Material:
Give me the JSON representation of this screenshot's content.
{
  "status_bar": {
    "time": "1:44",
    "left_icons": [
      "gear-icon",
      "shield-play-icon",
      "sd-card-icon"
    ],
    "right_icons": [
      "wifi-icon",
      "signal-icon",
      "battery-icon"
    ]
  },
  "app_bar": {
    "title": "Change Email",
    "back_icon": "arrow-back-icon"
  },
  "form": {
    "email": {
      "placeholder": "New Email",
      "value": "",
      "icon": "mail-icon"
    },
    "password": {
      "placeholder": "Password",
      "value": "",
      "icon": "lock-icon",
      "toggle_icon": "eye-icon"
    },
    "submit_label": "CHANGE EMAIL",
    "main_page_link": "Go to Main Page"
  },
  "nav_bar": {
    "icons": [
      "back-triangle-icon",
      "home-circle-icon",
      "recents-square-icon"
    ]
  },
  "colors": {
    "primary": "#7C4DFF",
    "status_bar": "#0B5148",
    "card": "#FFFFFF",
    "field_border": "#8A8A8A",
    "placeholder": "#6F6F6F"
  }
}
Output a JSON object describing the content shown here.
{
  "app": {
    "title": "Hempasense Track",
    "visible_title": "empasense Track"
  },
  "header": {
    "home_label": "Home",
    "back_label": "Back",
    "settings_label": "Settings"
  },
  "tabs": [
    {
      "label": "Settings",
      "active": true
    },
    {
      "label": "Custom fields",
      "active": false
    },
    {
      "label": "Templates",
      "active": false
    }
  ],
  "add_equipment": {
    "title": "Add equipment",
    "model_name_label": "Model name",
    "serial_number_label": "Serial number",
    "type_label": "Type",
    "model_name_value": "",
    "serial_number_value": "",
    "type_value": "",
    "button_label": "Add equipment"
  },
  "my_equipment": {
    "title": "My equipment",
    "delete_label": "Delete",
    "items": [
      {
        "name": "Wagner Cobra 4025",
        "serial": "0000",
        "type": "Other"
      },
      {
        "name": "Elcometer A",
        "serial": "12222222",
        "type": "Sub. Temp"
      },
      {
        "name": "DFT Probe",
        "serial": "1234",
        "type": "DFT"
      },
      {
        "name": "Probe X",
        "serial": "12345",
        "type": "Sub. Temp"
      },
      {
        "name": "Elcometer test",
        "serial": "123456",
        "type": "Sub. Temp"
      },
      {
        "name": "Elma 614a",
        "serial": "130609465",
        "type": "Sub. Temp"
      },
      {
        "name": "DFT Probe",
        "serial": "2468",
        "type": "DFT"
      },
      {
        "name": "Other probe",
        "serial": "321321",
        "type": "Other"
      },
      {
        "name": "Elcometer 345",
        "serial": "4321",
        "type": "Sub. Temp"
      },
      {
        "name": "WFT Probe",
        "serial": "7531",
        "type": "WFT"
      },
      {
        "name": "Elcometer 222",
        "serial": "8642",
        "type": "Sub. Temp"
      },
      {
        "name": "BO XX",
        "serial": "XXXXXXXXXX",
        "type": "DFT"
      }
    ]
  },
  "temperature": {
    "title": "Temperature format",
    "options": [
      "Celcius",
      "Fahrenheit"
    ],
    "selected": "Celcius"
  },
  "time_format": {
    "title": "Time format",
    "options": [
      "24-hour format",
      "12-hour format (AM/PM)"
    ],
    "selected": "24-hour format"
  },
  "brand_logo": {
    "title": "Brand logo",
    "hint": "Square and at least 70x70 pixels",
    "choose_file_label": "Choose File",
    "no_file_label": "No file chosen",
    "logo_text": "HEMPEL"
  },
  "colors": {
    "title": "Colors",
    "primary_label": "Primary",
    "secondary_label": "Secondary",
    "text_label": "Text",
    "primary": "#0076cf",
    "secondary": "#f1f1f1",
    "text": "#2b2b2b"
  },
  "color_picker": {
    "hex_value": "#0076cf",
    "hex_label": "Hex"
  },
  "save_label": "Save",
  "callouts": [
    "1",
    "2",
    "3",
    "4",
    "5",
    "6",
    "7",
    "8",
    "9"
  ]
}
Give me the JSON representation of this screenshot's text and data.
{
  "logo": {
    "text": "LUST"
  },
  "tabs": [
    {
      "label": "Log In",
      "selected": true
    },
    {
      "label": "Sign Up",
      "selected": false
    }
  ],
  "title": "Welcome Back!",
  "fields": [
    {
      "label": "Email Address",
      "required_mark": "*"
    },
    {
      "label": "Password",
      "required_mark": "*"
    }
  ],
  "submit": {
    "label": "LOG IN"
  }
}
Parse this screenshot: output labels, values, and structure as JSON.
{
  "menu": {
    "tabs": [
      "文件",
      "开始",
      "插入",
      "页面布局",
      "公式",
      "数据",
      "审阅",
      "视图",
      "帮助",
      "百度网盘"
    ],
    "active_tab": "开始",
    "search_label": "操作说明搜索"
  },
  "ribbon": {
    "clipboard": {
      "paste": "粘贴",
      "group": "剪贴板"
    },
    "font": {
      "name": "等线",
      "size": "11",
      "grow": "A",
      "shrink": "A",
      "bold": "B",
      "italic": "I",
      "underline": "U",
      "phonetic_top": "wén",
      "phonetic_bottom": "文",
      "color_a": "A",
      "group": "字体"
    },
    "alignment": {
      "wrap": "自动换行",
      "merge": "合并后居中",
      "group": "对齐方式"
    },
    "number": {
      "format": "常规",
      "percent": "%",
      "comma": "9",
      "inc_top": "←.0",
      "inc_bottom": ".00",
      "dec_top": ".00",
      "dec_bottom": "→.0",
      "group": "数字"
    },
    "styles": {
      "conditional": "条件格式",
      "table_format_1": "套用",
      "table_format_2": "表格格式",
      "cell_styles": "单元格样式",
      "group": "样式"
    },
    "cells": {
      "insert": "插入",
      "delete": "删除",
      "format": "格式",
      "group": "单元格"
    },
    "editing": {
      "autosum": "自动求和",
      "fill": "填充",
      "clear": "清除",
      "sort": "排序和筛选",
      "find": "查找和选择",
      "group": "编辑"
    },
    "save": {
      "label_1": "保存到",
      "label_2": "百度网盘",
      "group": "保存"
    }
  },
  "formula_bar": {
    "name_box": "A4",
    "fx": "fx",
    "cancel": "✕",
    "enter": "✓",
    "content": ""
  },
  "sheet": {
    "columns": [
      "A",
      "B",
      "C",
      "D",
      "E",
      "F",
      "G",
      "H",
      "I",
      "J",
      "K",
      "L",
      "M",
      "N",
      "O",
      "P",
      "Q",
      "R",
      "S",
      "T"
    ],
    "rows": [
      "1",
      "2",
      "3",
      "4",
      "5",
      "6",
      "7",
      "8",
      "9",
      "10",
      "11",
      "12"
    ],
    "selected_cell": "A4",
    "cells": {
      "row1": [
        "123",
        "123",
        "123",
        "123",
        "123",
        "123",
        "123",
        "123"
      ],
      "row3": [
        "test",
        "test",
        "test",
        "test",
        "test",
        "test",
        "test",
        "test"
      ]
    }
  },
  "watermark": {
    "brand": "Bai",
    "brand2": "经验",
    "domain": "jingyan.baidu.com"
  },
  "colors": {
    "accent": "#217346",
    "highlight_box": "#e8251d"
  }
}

Short exercise: Print out the whole listing exactly as it appears.

Worked solution:
Give me the JSON representation of this screenshot's content.
{
  "status_bar": {
    "time": "1:44",
    "left_icons": [
      "gear-icon",
      "shield-play-icon",
      "sd-card-icon"
    ],
    "right_icons": [
      "wifi-icon",
      "signal-icon",
      "battery-icon"
    ]
  },
  "app_bar": {
    "title": "Change Email",
    "back_icon": "arrow-back-icon"
  },
  "form": {
    "email": {
      "placeholder": "New Email",
      "value": "",
      "icon": "mail-icon"
    },
    "password": {
      "placeholder": "Password",
      "value": "",
      "icon": "lock-icon",
      "toggle_icon": "eye-icon"
    },
    "submit_label": "CHANGE EMAIL",
    "main_page_link": "Go to Main Page"
  },
  "nav_bar": {
    "icons": [
      "back-triangle-icon",
      "home-circle-icon",
      "recents-square-icon"
    ]
  },
  "colors": {
    "primary": "#7C4DFF",
    "status_bar": "#0B5148",
    "card": "#FFFFFF",
    "field_border": "#8A8A8A",
    "placeholder": "#6F6F6F"
  }
}
Output a JSON object describing the content shown here.
{
  "app": {
    "title": "Hempasense Track",
    "visible_title": "empasense Track"
  },
  "header": {
    "home_label": "Home",
    "back_label": "Back",
    "settings_label": "Settings"
  },
  "tabs": [
    {
      "label": "Settings",
      "active": true
    },
    {
      "label": "Custom fields",
      "active": false
    },
    {
      "label": "Templates",
      "active": false
    }
  ],
  "add_equipment": {
    "title": "Add equipment",
    "model_name_label": "Model name",
    "serial_number_label": "Serial number",
    "type_label": "Type",
    "model_name_value": "",
    "serial_number_value": "",
    "type_value": "",
    "button_label": "Add equipment"
  },
  "my_equipment": {
    "title": "My equipment",
    "delete_label": "Delete",
    "items": [
      {
        "name": "Wagner Cobra 4025",
        "serial": "0000",
        "type": "Other"
      },
      {
        "name": "Elcometer A",
        "serial": "12222222",
        "type": "Sub. Temp"
      },
      {
        "name": "DFT Probe",
        "serial": "1234",
        "type": "DFT"
      },
      {
        "name": "Probe X",
        "serial": "12345",
        "type": "Sub. Temp"
      },
      {
        "name": "Elcometer test",
        "serial": "123456",
        "type": "Sub. Temp"
      },
      {
        "name": "Elma 614a",
        "serial": "130609465",
        "type": "Sub. Temp"
      },
      {
        "name": "DFT Probe",
        "serial": "2468",
        "type": "DFT"
      },
      {
        "name": "Other probe",
        "serial": "321321",
        "type": "Other"
      },
      {
        "name": "Elcometer 345",
        "serial": "4321",
        "type": "Sub. Temp"
      },
      {
        "name": "WFT Probe",
        "serial": "7531",
        "type": "WFT"
      },
      {
        "name": "Elcometer 222",
        "serial": "8642",
        "type": "Sub. Temp"
      },
      {
        "name": "BO XX",
        "serial": "XXXXXXXXXX",
        "type": "DFT"
      }
    ]
  },
  "temperature": {
    "title": "Temperature format",
    "options": [
      "Celcius",
      "Fahrenheit"
    ],
    "selected": "Celcius"
  },
  "time_format": {
    "title": "Time format",
    "options": [
      "24-hour format",
      "12-hour format (AM/PM)"
    ],
    "selected": "24-hour format"
  },
  "brand_logo": {
    "title": "Brand logo",
    "hint": "Square and at least 70x70 pixels",
    "choose_file_label": "Choose File",
    "no_file_label": "No file chosen",
    "logo_text": "HEMPEL"
  },
  "colors": {
    "title": "Colors",
    "primary_label": "Primary",
    "secondary_label": "Secondary",
    "text_label": "Text",
    "primary": "#0076cf",
    "secondary": "#f1f1f1",
    "text": "#2b2b2b"
  },
  "color_picker": {
    "hex_value": "#0076cf",
    "hex_label": "Hex"
  },
  "save_label": "Save",
  "callouts": [
    "1",
    "2",
    "3",
    "4",
    "5",
    "6",
    "7",
    "8",
    "9"
  ]
}
Give me the JSON representation of this screenshot's text and data.
{
  "logo": {
    "text": "LUST"
  },
  "tabs": [
    {
      "label": "Log In",
      "selected": true
    },
    {
      "label": "Sign Up",
      "selected": false
    }
  ],
  "title": "Welcome Back!",
  "fields": [
    {
      "label": "Email Address",
      "required_mark": "*"
    },
    {
      "label": "Password",
      "required_mark": "*"
    }
  ],
  "submit": {
    "label": "LOG IN"
  }
}
Parse this screenshot: output labels, values, and structure as JSON.
{
  "menu": {
    "tabs": [
      "文件",
      "开始",
      "插入",
      "页面布局",
      "公式",
      "数据",
      "审阅",
      "视图",
      "帮助",
      "百度网盘"
    ],
    "active_tab": "开始",
    "search_label": "操作说明搜索"
  },
  "ribbon": {
    "clipboard": {
      "paste": "粘贴",
      "group": "剪贴板"
    },
    "font": {
      "name": "等线",
      "size": "11",
      "grow": "A",
      "shrink": "A",
      "bold": "B",
      "italic": "I",
      "underline": "U",
      "phonetic_top": "wén",
      "phonetic_bottom": "文",
      "color_a": "A",
      "group": "字体"
    },
    "alignment": {
      "wrap": "自动换行",
      "merge": "合并后居中",
      "group": "对齐方式"
    },
    "number": {
      "format": "常规",
      "percent": "%",
      "comma": "9",
      "inc_top": "←.0",
      "inc_bottom": ".00",
      "dec_top": ".00",
      "dec_bottom": "→.0",
      "group": "数字"
    },
    "styles": {
      "conditional": "条件格式",
      "table_format_1": "套用",
      "table_format_2": "表格格式",
      "cell_styles": "单元格样式",
      "group": "样式"
    },
    "cells": {
      "insert": "插入",
      "delete": "删除",
      "format": "格式",
      "group": "单元格"
    },
    "editing": {
      "autosum": "自动求和",
      "fill": "填充",
      "clear": "清除",
      "sort": "排序和筛选",
      "find": "查找和选择",
      "group": "编辑"
    },
    "save": {
      "label_1": "保存到",
      "label_2": "百度网盘",
      "group": "保存"
    }
  },
  "formula_bar": {
    "name_box": "A4",
    "fx": "fx",
    "cancel": "✕",
    "enter": "✓",
    "content": ""
  },
  "sheet": {
    "columns": [
      "A",
      "B",
      "C",
      "D",
      "E",
      "F",
      "G",
      "H",
      "I",
      "J",
      "K",
      "L",
      "M",
      "N",
      "O",
      "P",
      "Q",
      "R",
      "S",
      "T"
    ],
    "rows": [
      "1",
      "2",
      "3",
      "4",
      "5",
      "6",
      "7",
      "8",
      "9",
      "10",
      "11",
      "12"
    ],
    "selected_cell": "A4",
    "cells": {
      "row1": [
        "123",
        "123",
        "123",
        "123",
        "123",
        "123",
        "123",
        "123"
      ],
      "row3": [
        "test",
        "test",
        "test",
        "test",
        "test",
        "test",
        "test",
        "test"
      ]
    }
  },
  "watermark": {
    "brand": "Bai",
    "brand2": "经验",
    "domain": "jingyan.baidu.com"
  },
  "colors": {
    "accent": "#217346",
    "highlight_box": "#e8251d"
  }
}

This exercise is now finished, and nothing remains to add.